## Short task
Return only the number of lines that hold "title".

A run of records
## START
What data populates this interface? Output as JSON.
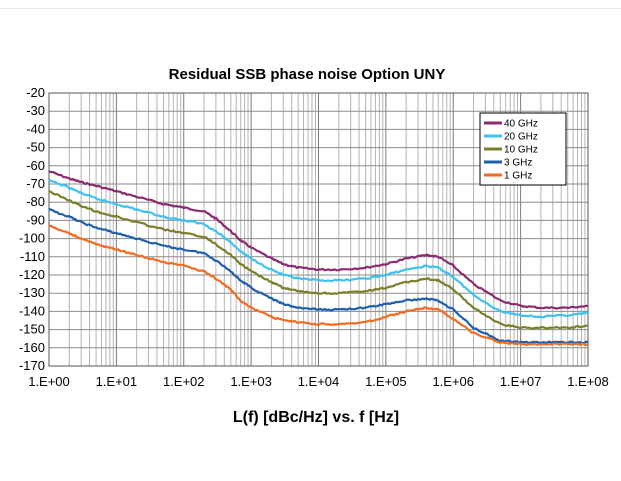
{
  "chart_data": {
    "type": "line",
    "title": "Residual SSB phase noise Option UNY",
    "xlabel": "L(f) [dBc/Hz] vs. f [Hz]",
    "ylabel": "",
    "x_scale": "log10",
    "xlim": [
      1,
      100000000
    ],
    "ylim": [
      -170,
      -20
    ],
    "grid": true,
    "legend_position": "top-right",
    "x_ticks": [
      "1.E+00",
      "1.E+01",
      "1.E+02",
      "1.E+03",
      "1.E+04",
      "1.E+05",
      "1.E+06",
      "1.E+07",
      "1.E+08"
    ],
    "y_ticks": [
      "-20",
      "-30",
      "-40",
      "-50",
      "-60",
      "-70",
      "-80",
      "-90",
      "-100",
      "-110",
      "-120",
      "-130",
      "-140",
      "-150",
      "-160",
      "-170"
    ],
    "x": [
      1,
      2,
      3,
      5,
      10,
      20,
      50,
      100,
      200,
      300,
      500,
      700,
      1000,
      2000,
      3000,
      5000,
      10000,
      20000,
      50000,
      100000,
      200000,
      400000,
      600000,
      1000000,
      2000000,
      5000000,
      10000000,
      20000000,
      50000000,
      100000000
    ],
    "series": [
      {
        "name": "40 GHz",
        "color": "#8B2A6E",
        "values": [
          -63,
          -67,
          -69,
          -71,
          -74,
          -77,
          -81,
          -83,
          -85,
          -89,
          -96,
          -101,
          -105,
          -111,
          -114,
          -116,
          -117,
          -117,
          -116,
          -114,
          -111,
          -109,
          -110,
          -115,
          -125,
          -134,
          -137,
          -138,
          -138,
          -137
        ]
      },
      {
        "name": "20 GHz",
        "color": "#3EC1EE",
        "values": [
          -68,
          -72,
          -75,
          -78,
          -81,
          -84,
          -88,
          -90,
          -92,
          -96,
          -102,
          -107,
          -111,
          -117,
          -120,
          -122,
          -123,
          -123,
          -122,
          -120,
          -117,
          -115,
          -116,
          -121,
          -131,
          -140,
          -142,
          -143,
          -142,
          -141
        ]
      },
      {
        "name": "10 GHz",
        "color": "#7B7F2A",
        "values": [
          -74,
          -79,
          -82,
          -85,
          -88,
          -91,
          -95,
          -97,
          -99,
          -103,
          -109,
          -114,
          -118,
          -124,
          -127,
          -129,
          -130,
          -130,
          -129,
          -127,
          -124,
          -122,
          -123,
          -128,
          -138,
          -147,
          -149,
          -149,
          -149,
          -148
        ]
      },
      {
        "name": "3 GHz",
        "color": "#1F5FAE",
        "values": [
          -84,
          -88,
          -91,
          -94,
          -97,
          -100,
          -104,
          -106,
          -108,
          -112,
          -118,
          -123,
          -127,
          -133,
          -136,
          -138,
          -139,
          -139,
          -138,
          -136,
          -134,
          -133,
          -134,
          -139,
          -149,
          -156,
          -157,
          -157,
          -157,
          -157
        ]
      },
      {
        "name": "1 GHz",
        "color": "#F26B1F",
        "values": [
          -93,
          -97,
          -100,
          -103,
          -106,
          -109,
          -113,
          -115,
          -118,
          -122,
          -128,
          -134,
          -138,
          -143,
          -145,
          -146,
          -147,
          -147,
          -146,
          -143,
          -140,
          -138,
          -139,
          -144,
          -152,
          -157,
          -158,
          -158,
          -158,
          -158
        ]
      }
    ]
  }
}
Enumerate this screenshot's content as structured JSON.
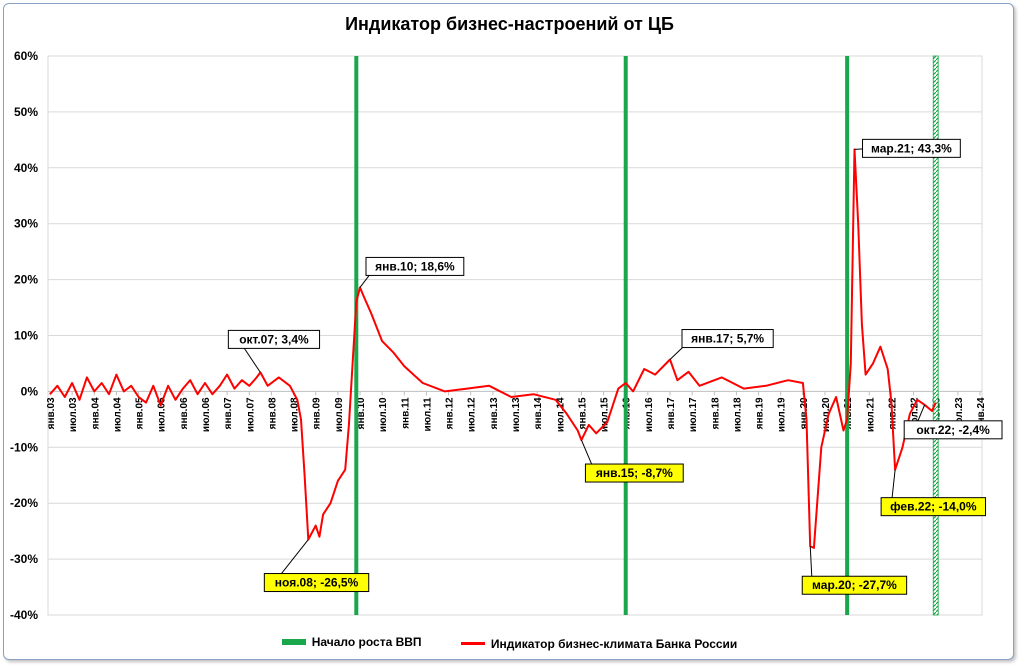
{
  "chart_data": {
    "type": "line",
    "title": "Индикатор бизнес-настроений от ЦБ",
    "ylim": [
      -40,
      60
    ],
    "y_ticks": [
      "60%",
      "50%",
      "40%",
      "30%",
      "20%",
      "10%",
      "0%",
      "-10%",
      "-20%",
      "-30%",
      "-40%"
    ],
    "x_range": [
      "2003-01",
      "2024-01"
    ],
    "x_ticks": [
      "янв.03",
      "июл.03",
      "янв.04",
      "июл.04",
      "янв.05",
      "июл.05",
      "янв.06",
      "июл.06",
      "янв.07",
      "июл.07",
      "янв.08",
      "июл.08",
      "янв.09",
      "июл.09",
      "янв.10",
      "июл.10",
      "янв.11",
      "июл.11",
      "янв.12",
      "июл.12",
      "янв.13",
      "июл.13",
      "янв.14",
      "июл.14",
      "янв.15",
      "июл.15",
      "янв.16",
      "июл.16",
      "янв.17",
      "июл.17",
      "янв.18",
      "июл.18",
      "янв.19",
      "июл.19",
      "янв.20",
      "июл.20",
      "янв.21",
      "июл.21",
      "янв.22",
      "июл.22",
      "янв.23",
      "июл.23",
      "янв.24"
    ],
    "gdp_growth_starts": [
      "2009-12",
      "2016-01",
      "2021-01"
    ],
    "gdp_growth_forecast": "2023-01",
    "colors": {
      "series": "#ff0000",
      "gdp": "#1aa64a"
    },
    "series": [
      {
        "name": "Индикатор бизнес-климата Банка России",
        "points": [
          [
            "2003-01",
            -0.5
          ],
          [
            "2003-03",
            1.0
          ],
          [
            "2003-05",
            -1.0
          ],
          [
            "2003-07",
            1.5
          ],
          [
            "2003-09",
            -1.5
          ],
          [
            "2003-11",
            2.5
          ],
          [
            "2004-01",
            0.0
          ],
          [
            "2004-03",
            1.5
          ],
          [
            "2004-05",
            -0.5
          ],
          [
            "2004-07",
            3.0
          ],
          [
            "2004-09",
            0.0
          ],
          [
            "2004-11",
            1.0
          ],
          [
            "2005-01",
            -1.0
          ],
          [
            "2005-03",
            -2.0
          ],
          [
            "2005-05",
            1.0
          ],
          [
            "2005-07",
            -2.5
          ],
          [
            "2005-09",
            1.0
          ],
          [
            "2005-11",
            -1.5
          ],
          [
            "2006-01",
            0.5
          ],
          [
            "2006-03",
            2.0
          ],
          [
            "2006-05",
            -0.5
          ],
          [
            "2006-07",
            1.5
          ],
          [
            "2006-09",
            -0.5
          ],
          [
            "2006-11",
            1.0
          ],
          [
            "2007-01",
            3.0
          ],
          [
            "2007-03",
            0.5
          ],
          [
            "2007-05",
            2.0
          ],
          [
            "2007-07",
            1.0
          ],
          [
            "2007-09",
            2.5
          ],
          [
            "2007-10",
            3.4
          ],
          [
            "2007-12",
            1.0
          ],
          [
            "2008-03",
            2.5
          ],
          [
            "2008-06",
            1.0
          ],
          [
            "2008-08",
            -1.5
          ],
          [
            "2008-09",
            -5.0
          ],
          [
            "2008-10",
            -15.0
          ],
          [
            "2008-11",
            -26.5
          ],
          [
            "2009-01",
            -24.0
          ],
          [
            "2009-02",
            -26.0
          ],
          [
            "2009-03",
            -22.0
          ],
          [
            "2009-05",
            -20.0
          ],
          [
            "2009-07",
            -16.0
          ],
          [
            "2009-09",
            -14.0
          ],
          [
            "2009-10",
            -6.0
          ],
          [
            "2009-11",
            5.0
          ],
          [
            "2009-12",
            16.0
          ],
          [
            "2010-01",
            18.6
          ],
          [
            "2010-02",
            17.0
          ],
          [
            "2010-04",
            14.0
          ],
          [
            "2010-07",
            9.0
          ],
          [
            "2010-10",
            7.0
          ],
          [
            "2011-01",
            4.5
          ],
          [
            "2011-06",
            1.5
          ],
          [
            "2011-12",
            0.0
          ],
          [
            "2012-06",
            0.5
          ],
          [
            "2012-12",
            1.0
          ],
          [
            "2013-06",
            -1.0
          ],
          [
            "2013-12",
            -0.5
          ],
          [
            "2014-06",
            -1.5
          ],
          [
            "2014-09",
            -4.0
          ],
          [
            "2014-12",
            -7.0
          ],
          [
            "2015-01",
            -8.7
          ],
          [
            "2015-03",
            -6.0
          ],
          [
            "2015-05",
            -7.5
          ],
          [
            "2015-08",
            -5.5
          ],
          [
            "2015-11",
            0.5
          ],
          [
            "2016-01",
            1.5
          ],
          [
            "2016-03",
            0.0
          ],
          [
            "2016-06",
            4.0
          ],
          [
            "2016-09",
            3.0
          ],
          [
            "2017-01",
            5.7
          ],
          [
            "2017-03",
            2.0
          ],
          [
            "2017-06",
            3.5
          ],
          [
            "2017-09",
            1.0
          ],
          [
            "2018-03",
            2.5
          ],
          [
            "2018-09",
            0.5
          ],
          [
            "2019-03",
            1.0
          ],
          [
            "2019-09",
            2.0
          ],
          [
            "2020-01",
            1.5
          ],
          [
            "2020-02",
            -5.0
          ],
          [
            "2020-03",
            -27.7
          ],
          [
            "2020-04",
            -28.0
          ],
          [
            "2020-06",
            -10.0
          ],
          [
            "2020-08",
            -4.0
          ],
          [
            "2020-10",
            -1.0
          ],
          [
            "2020-12",
            -7.0
          ],
          [
            "2021-01",
            -5.0
          ],
          [
            "2021-02",
            5.0
          ],
          [
            "2021-03",
            43.3
          ],
          [
            "2021-04",
            30.0
          ],
          [
            "2021-05",
            12.0
          ],
          [
            "2021-06",
            3.0
          ],
          [
            "2021-08",
            5.0
          ],
          [
            "2021-10",
            8.0
          ],
          [
            "2021-12",
            4.0
          ],
          [
            "2022-01",
            -2.0
          ],
          [
            "2022-02",
            -14.0
          ],
          [
            "2022-04",
            -10.0
          ],
          [
            "2022-06",
            -4.0
          ],
          [
            "2022-08",
            -1.5
          ],
          [
            "2022-10",
            -2.4
          ],
          [
            "2022-12",
            -3.5
          ],
          [
            "2023-01",
            -2.0
          ]
        ]
      }
    ],
    "annotations": [
      {
        "label": "окт.07; 3,4%",
        "date": "2007-10",
        "value": 3.4,
        "style": "white"
      },
      {
        "label": "янв.10; 18,6%",
        "date": "2010-01",
        "value": 18.6,
        "style": "white"
      },
      {
        "label": "янв.17; 5,7%",
        "date": "2017-01",
        "value": 5.7,
        "style": "white"
      },
      {
        "label": "мар.21; 43,3%",
        "date": "2021-03",
        "value": 43.3,
        "style": "white"
      },
      {
        "label": "окт.22; -2,4%",
        "date": "2022-10",
        "value": -2.4,
        "style": "white"
      },
      {
        "label": "ноя.08; -26,5%",
        "date": "2008-11",
        "value": -26.5,
        "style": "yellow"
      },
      {
        "label": "янв.15; -8,7%",
        "date": "2015-01",
        "value": -8.7,
        "style": "yellow"
      },
      {
        "label": "мар.20; -27,7%",
        "date": "2020-03",
        "value": -27.7,
        "style": "yellow"
      },
      {
        "label": "фев.22; -14,0%",
        "date": "2022-02",
        "value": -14.0,
        "style": "yellow"
      }
    ],
    "legend": [
      {
        "label": "Начало роста ВВП"
      },
      {
        "label": "Индикатор бизнес-климата Банка России"
      }
    ]
  }
}
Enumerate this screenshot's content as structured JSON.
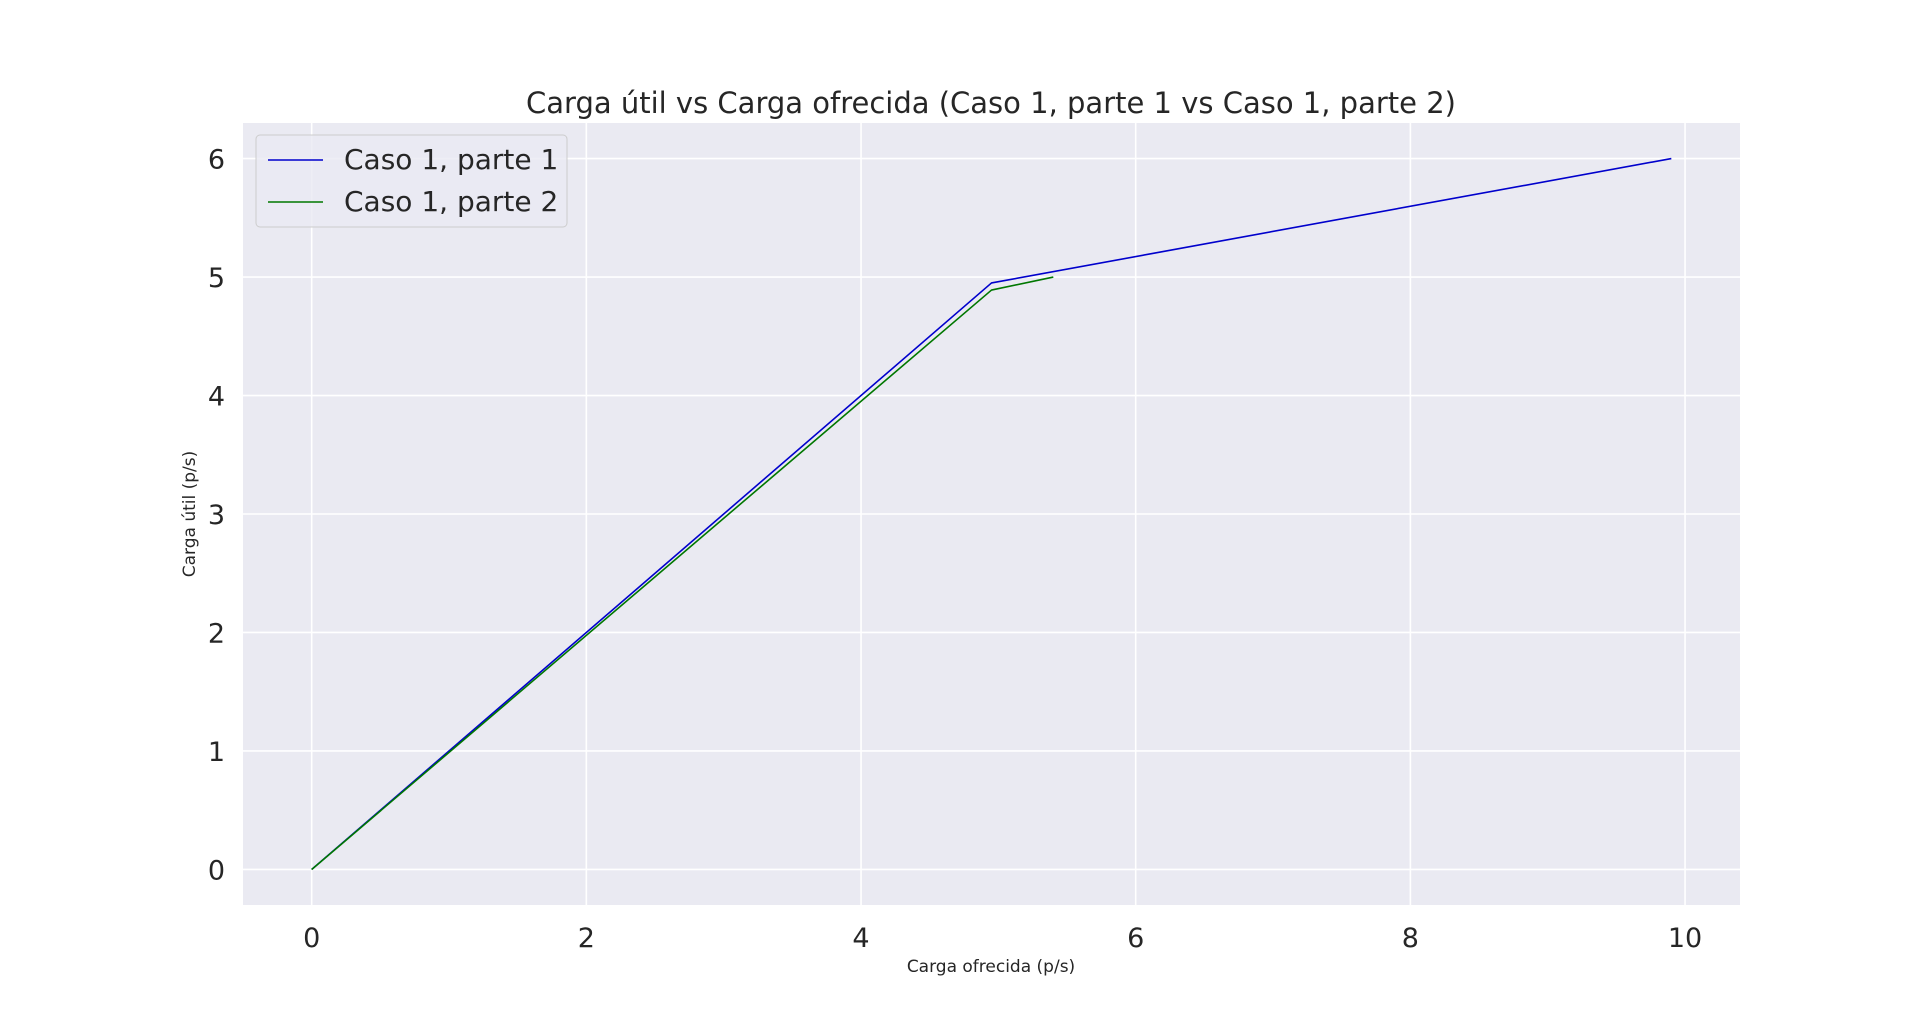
## END
## Solution to this exercise
2